-- Start RECORD LIST --

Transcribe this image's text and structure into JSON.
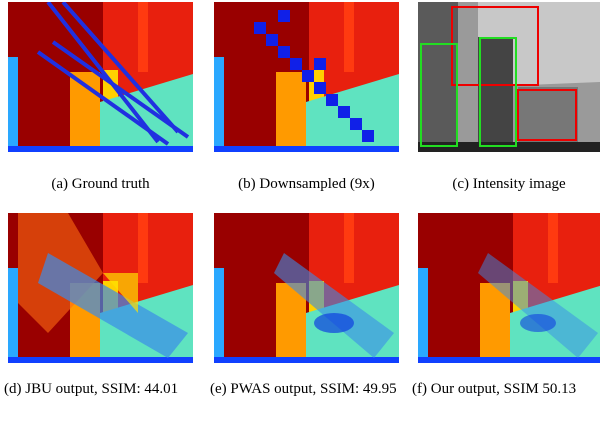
{
  "figure": {
    "captions": [
      "(a) Ground truth",
      "(b) Downsampled (9x)",
      "(c) Intensity image",
      "(d) JBU output, SSIM: 44.01",
      "(e) PWAS output, SSIM: 49.95",
      "(f) Our output, SSIM 50.13"
    ]
  }
}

-- End RECORD LIST --

Repeat each entry exactly as it appears; skip any picture.

### [TASK ANSWER]
Transcribe this image's text and structure into JSON.
{
  "figure": {
    "captions": [
      "(a) Ground truth",
      "(b) Downsampled (9x)",
      "(c) Intensity image",
      "(d) JBU output, SSIM: 44.01",
      "(e) PWAS output, SSIM: 49.95",
      "(f) Our output, SSIM 50.13"
    ]
  }
}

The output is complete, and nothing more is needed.